== Dataset records ==
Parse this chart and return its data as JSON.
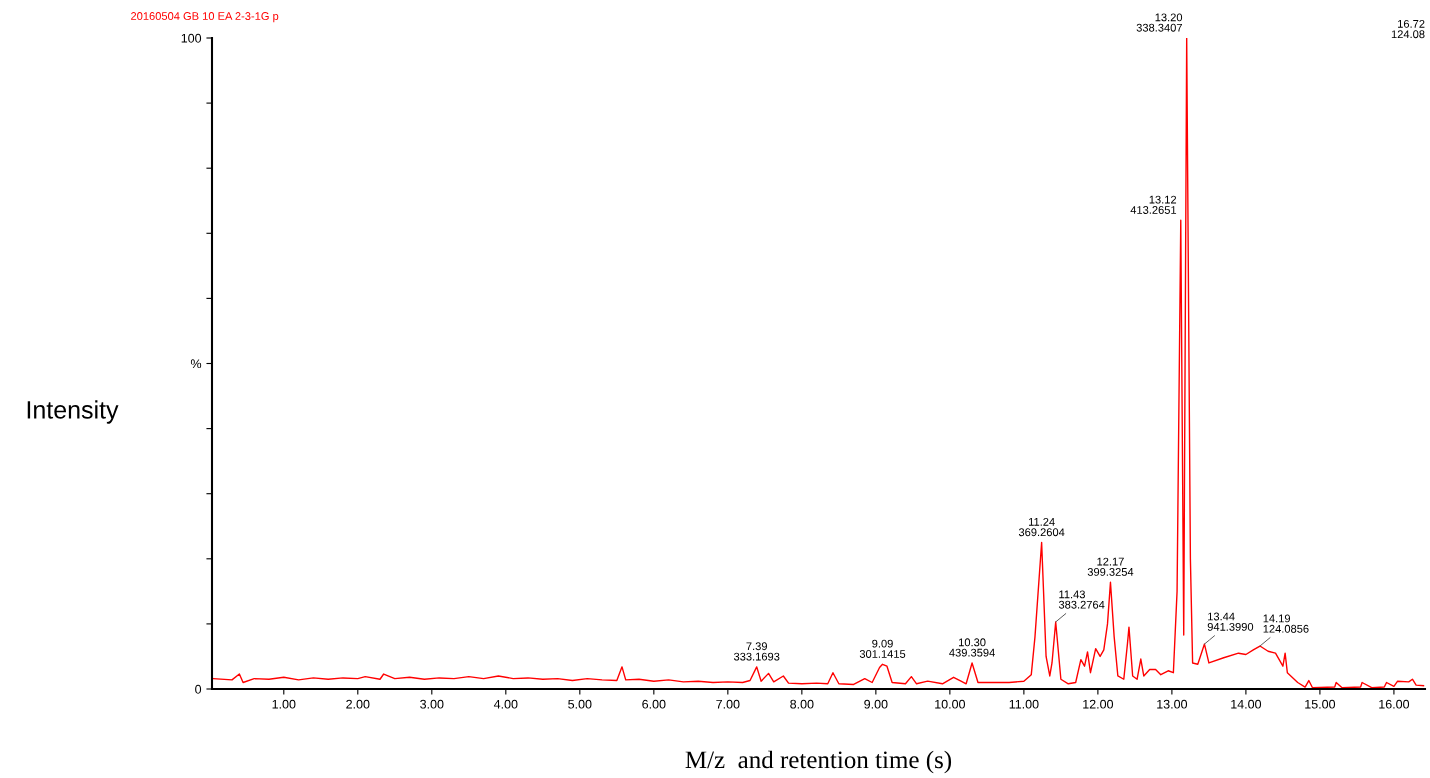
{
  "chart_data": {
    "type": "line",
    "title": "20160504 GB 10 EA 2-3-1G p",
    "xlabel": "M/z  and retention time (s)",
    "ylabel": "Intensity",
    "xlim": [
      0.03,
      16.42
    ],
    "ylim": [
      0,
      100
    ],
    "xticks": [
      {
        "value": 1,
        "label": "1.00"
      },
      {
        "value": 2,
        "label": "2.00"
      },
      {
        "value": 3,
        "label": "3.00"
      },
      {
        "value": 4,
        "label": "4.00"
      },
      {
        "value": 5,
        "label": "5.00"
      },
      {
        "value": 6,
        "label": "6.00"
      },
      {
        "value": 7,
        "label": "7.00"
      },
      {
        "value": 8,
        "label": "8.00"
      },
      {
        "value": 9,
        "label": "9.00"
      },
      {
        "value": 10,
        "label": "10.00"
      },
      {
        "value": 11,
        "label": "11.00"
      },
      {
        "value": 12,
        "label": "12.00"
      },
      {
        "value": 13,
        "label": "13.00"
      },
      {
        "value": 14,
        "label": "14.00"
      },
      {
        "value": 15,
        "label": "15.00"
      },
      {
        "value": 16,
        "label": "16.00"
      }
    ],
    "yticks": [
      0,
      {
        "value": 10,
        "label": null
      },
      {
        "value": 20,
        "label": null
      },
      {
        "value": 30,
        "label": null
      },
      {
        "value": 40,
        "label": null
      },
      {
        "value": 50,
        "label": "%"
      },
      {
        "value": 60,
        "label": null
      },
      {
        "value": 70,
        "label": null
      },
      {
        "value": 80,
        "label": null
      },
      {
        "value": 90,
        "label": null
      },
      100
    ],
    "grid": false,
    "marker": "none",
    "line_style": "solid",
    "series": [
      {
        "color": "#ff0000",
        "x": [
          0.05,
          0.3,
          0.4,
          0.45,
          0.6,
          0.8,
          1.0,
          1.2,
          1.4,
          1.6,
          1.8,
          2.0,
          2.1,
          2.3,
          2.35,
          2.5,
          2.7,
          2.9,
          3.1,
          3.3,
          3.5,
          3.7,
          3.9,
          4.1,
          4.3,
          4.5,
          4.7,
          4.9,
          5.1,
          5.3,
          5.5,
          5.57,
          5.62,
          5.8,
          6.0,
          6.2,
          6.4,
          6.6,
          6.8,
          7.0,
          7.2,
          7.3,
          7.39,
          7.45,
          7.55,
          7.62,
          7.75,
          7.82,
          8.0,
          8.2,
          8.35,
          8.42,
          8.5,
          8.7,
          8.85,
          8.95,
          9.05,
          9.09,
          9.15,
          9.22,
          9.4,
          9.48,
          9.55,
          9.7,
          9.9,
          10.05,
          10.15,
          10.22,
          10.3,
          10.38,
          10.6,
          10.8,
          11.0,
          11.1,
          11.15,
          11.24,
          11.3,
          11.35,
          11.38,
          11.43,
          11.5,
          11.6,
          11.7,
          11.77,
          11.82,
          11.86,
          11.9,
          11.97,
          12.03,
          12.08,
          12.13,
          12.17,
          12.22,
          12.27,
          12.35,
          12.4,
          12.42,
          12.47,
          12.53,
          12.58,
          12.62,
          12.7,
          12.78,
          12.85,
          12.95,
          13.02,
          13.07,
          13.12,
          13.16,
          13.2,
          13.25,
          13.28,
          13.35,
          13.44,
          13.5,
          13.7,
          13.9,
          14.0,
          14.1,
          14.19,
          14.3,
          14.4,
          14.5,
          14.53,
          14.56,
          14.7,
          14.8,
          14.85,
          14.9,
          15.2,
          15.22,
          15.3,
          15.55,
          15.57,
          15.7,
          15.87,
          15.9,
          16.0,
          16.05,
          16.2,
          16.25,
          16.3,
          16.4
        ],
        "values": [
          1.6,
          1.4,
          2.3,
          1.0,
          1.6,
          1.5,
          1.8,
          1.4,
          1.7,
          1.5,
          1.7,
          1.6,
          1.9,
          1.5,
          2.3,
          1.6,
          1.8,
          1.5,
          1.7,
          1.6,
          1.9,
          1.6,
          2.0,
          1.6,
          1.7,
          1.5,
          1.6,
          1.3,
          1.6,
          1.4,
          1.3,
          3.4,
          1.4,
          1.5,
          1.2,
          1.4,
          1.1,
          1.2,
          1.0,
          1.1,
          1.0,
          1.3,
          3.4,
          1.2,
          2.4,
          1.1,
          2.0,
          0.9,
          0.8,
          0.9,
          0.8,
          2.5,
          0.8,
          0.7,
          1.6,
          1.0,
          3.3,
          3.8,
          3.5,
          1.0,
          0.8,
          1.9,
          0.8,
          1.2,
          0.8,
          1.8,
          1.2,
          0.8,
          4.0,
          1.0,
          1.0,
          1.0,
          1.2,
          2.2,
          8.0,
          22.5,
          5.0,
          2.0,
          4.0,
          10.3,
          1.5,
          0.8,
          1.0,
          4.5,
          3.5,
          5.7,
          2.5,
          6.2,
          5.0,
          6.0,
          10.0,
          16.4,
          8.0,
          2.0,
          1.5,
          7.0,
          9.5,
          2.0,
          1.5,
          4.6,
          2.0,
          3.0,
          3.0,
          2.2,
          2.8,
          2.5,
          15.0,
          72.0,
          8.3,
          100,
          20.0,
          4.0,
          3.8,
          6.9,
          4.0,
          4.8,
          5.5,
          5.3,
          6.0,
          6.6,
          5.8,
          5.5,
          3.5,
          5.5,
          2.5,
          1.0,
          0.3,
          1.3,
          0.2,
          0.3,
          1.0,
          0.2,
          0.3,
          1.0,
          0.2,
          0.3,
          1.0,
          0.4,
          1.2,
          1.1,
          1.5,
          0.6,
          0.5
        ]
      }
    ],
    "annotations": [
      {
        "text": "7.39\n333.1693",
        "x": 7.39,
        "y": 3.4
      },
      {
        "text": "9.09\n301.1415",
        "x": 9.09,
        "y": 3.8
      },
      {
        "text": "10.30\n439.3594",
        "x": 10.3,
        "y": 4.0
      },
      {
        "text": "11.24\n369.2604",
        "x": 11.24,
        "y": 22.5
      },
      {
        "text": "11.43\n383.2764",
        "x": 11.43,
        "y": 10.3
      },
      {
        "text": "12.17\n399.3254",
        "x": 12.17,
        "y": 16.4
      },
      {
        "text": "13.12\n413.2651",
        "x": 13.12,
        "y": 72.0
      },
      {
        "text": "13.20\n338.3407",
        "x": 13.2,
        "y": 100
      },
      {
        "text": "13.44\n941.3990",
        "x": 13.44,
        "y": 6.9
      },
      {
        "text": "14.19\n124.0856",
        "x": 14.19,
        "y": 6.6
      },
      "16.72\n124.08"
    ]
  }
}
===
__What the task asks__. Restate each line of the records exactly; pictures do not belong in the copy.

__The solution__.
Parse this chart and return its data as JSON.
{
  "chart_data": {
    "type": "line",
    "title": "20160504 GB 10 EA 2-3-1G p",
    "xlabel": "M/z  and retention time (s)",
    "ylabel": "Intensity",
    "xlim": [
      0.03,
      16.42
    ],
    "ylim": [
      0,
      100
    ],
    "xticks": [
      {
        "value": 1,
        "label": "1.00"
      },
      {
        "value": 2,
        "label": "2.00"
      },
      {
        "value": 3,
        "label": "3.00"
      },
      {
        "value": 4,
        "label": "4.00"
      },
      {
        "value": 5,
        "label": "5.00"
      },
      {
        "value": 6,
        "label": "6.00"
      },
      {
        "value": 7,
        "label": "7.00"
      },
      {
        "value": 8,
        "label": "8.00"
      },
      {
        "value": 9,
        "label": "9.00"
      },
      {
        "value": 10,
        "label": "10.00"
      },
      {
        "value": 11,
        "label": "11.00"
      },
      {
        "value": 12,
        "label": "12.00"
      },
      {
        "value": 13,
        "label": "13.00"
      },
      {
        "value": 14,
        "label": "14.00"
      },
      {
        "value": 15,
        "label": "15.00"
      },
      {
        "value": 16,
        "label": "16.00"
      }
    ],
    "yticks": [
      0,
      {
        "value": 10,
        "label": null
      },
      {
        "value": 20,
        "label": null
      },
      {
        "value": 30,
        "label": null
      },
      {
        "value": 40,
        "label": null
      },
      {
        "value": 50,
        "label": "%"
      },
      {
        "value": 60,
        "label": null
      },
      {
        "value": 70,
        "label": null
      },
      {
        "value": 80,
        "label": null
      },
      {
        "value": 90,
        "label": null
      },
      100
    ],
    "grid": false,
    "marker": "none",
    "line_style": "solid",
    "series": [
      {
        "color": "#ff0000",
        "x": [
          0.05,
          0.3,
          0.4,
          0.45,
          0.6,
          0.8,
          1.0,
          1.2,
          1.4,
          1.6,
          1.8,
          2.0,
          2.1,
          2.3,
          2.35,
          2.5,
          2.7,
          2.9,
          3.1,
          3.3,
          3.5,
          3.7,
          3.9,
          4.1,
          4.3,
          4.5,
          4.7,
          4.9,
          5.1,
          5.3,
          5.5,
          5.57,
          5.62,
          5.8,
          6.0,
          6.2,
          6.4,
          6.6,
          6.8,
          7.0,
          7.2,
          7.3,
          7.39,
          7.45,
          7.55,
          7.62,
          7.75,
          7.82,
          8.0,
          8.2,
          8.35,
          8.42,
          8.5,
          8.7,
          8.85,
          8.95,
          9.05,
          9.09,
          9.15,
          9.22,
          9.4,
          9.48,
          9.55,
          9.7,
          9.9,
          10.05,
          10.15,
          10.22,
          10.3,
          10.38,
          10.6,
          10.8,
          11.0,
          11.1,
          11.15,
          11.24,
          11.3,
          11.35,
          11.38,
          11.43,
          11.5,
          11.6,
          11.7,
          11.77,
          11.82,
          11.86,
          11.9,
          11.97,
          12.03,
          12.08,
          12.13,
          12.17,
          12.22,
          12.27,
          12.35,
          12.4,
          12.42,
          12.47,
          12.53,
          12.58,
          12.62,
          12.7,
          12.78,
          12.85,
          12.95,
          13.02,
          13.07,
          13.12,
          13.16,
          13.2,
          13.25,
          13.28,
          13.35,
          13.44,
          13.5,
          13.7,
          13.9,
          14.0,
          14.1,
          14.19,
          14.3,
          14.4,
          14.5,
          14.53,
          14.56,
          14.7,
          14.8,
          14.85,
          14.9,
          15.2,
          15.22,
          15.3,
          15.55,
          15.57,
          15.7,
          15.87,
          15.9,
          16.0,
          16.05,
          16.2,
          16.25,
          16.3,
          16.4
        ],
        "values": [
          1.6,
          1.4,
          2.3,
          1.0,
          1.6,
          1.5,
          1.8,
          1.4,
          1.7,
          1.5,
          1.7,
          1.6,
          1.9,
          1.5,
          2.3,
          1.6,
          1.8,
          1.5,
          1.7,
          1.6,
          1.9,
          1.6,
          2.0,
          1.6,
          1.7,
          1.5,
          1.6,
          1.3,
          1.6,
          1.4,
          1.3,
          3.4,
          1.4,
          1.5,
          1.2,
          1.4,
          1.1,
          1.2,
          1.0,
          1.1,
          1.0,
          1.3,
          3.4,
          1.2,
          2.4,
          1.1,
          2.0,
          0.9,
          0.8,
          0.9,
          0.8,
          2.5,
          0.8,
          0.7,
          1.6,
          1.0,
          3.3,
          3.8,
          3.5,
          1.0,
          0.8,
          1.9,
          0.8,
          1.2,
          0.8,
          1.8,
          1.2,
          0.8,
          4.0,
          1.0,
          1.0,
          1.0,
          1.2,
          2.2,
          8.0,
          22.5,
          5.0,
          2.0,
          4.0,
          10.3,
          1.5,
          0.8,
          1.0,
          4.5,
          3.5,
          5.7,
          2.5,
          6.2,
          5.0,
          6.0,
          10.0,
          16.4,
          8.0,
          2.0,
          1.5,
          7.0,
          9.5,
          2.0,
          1.5,
          4.6,
          2.0,
          3.0,
          3.0,
          2.2,
          2.8,
          2.5,
          15.0,
          72.0,
          8.3,
          100,
          20.0,
          4.0,
          3.8,
          6.9,
          4.0,
          4.8,
          5.5,
          5.3,
          6.0,
          6.6,
          5.8,
          5.5,
          3.5,
          5.5,
          2.5,
          1.0,
          0.3,
          1.3,
          0.2,
          0.3,
          1.0,
          0.2,
          0.3,
          1.0,
          0.2,
          0.3,
          1.0,
          0.4,
          1.2,
          1.1,
          1.5,
          0.6,
          0.5
        ]
      }
    ],
    "annotations": [
      {
        "text": "7.39\n333.1693",
        "x": 7.39,
        "y": 3.4
      },
      {
        "text": "9.09\n301.1415",
        "x": 9.09,
        "y": 3.8
      },
      {
        "text": "10.30\n439.3594",
        "x": 10.3,
        "y": 4.0
      },
      {
        "text": "11.24\n369.2604",
        "x": 11.24,
        "y": 22.5
      },
      {
        "text": "11.43\n383.2764",
        "x": 11.43,
        "y": 10.3
      },
      {
        "text": "12.17\n399.3254",
        "x": 12.17,
        "y": 16.4
      },
      {
        "text": "13.12\n413.2651",
        "x": 13.12,
        "y": 72.0
      },
      {
        "text": "13.20\n338.3407",
        "x": 13.2,
        "y": 100
      },
      {
        "text": "13.44\n941.3990",
        "x": 13.44,
        "y": 6.9
      },
      {
        "text": "14.19\n124.0856",
        "x": 14.19,
        "y": 6.6
      },
      "16.72\n124.08"
    ]
  }
}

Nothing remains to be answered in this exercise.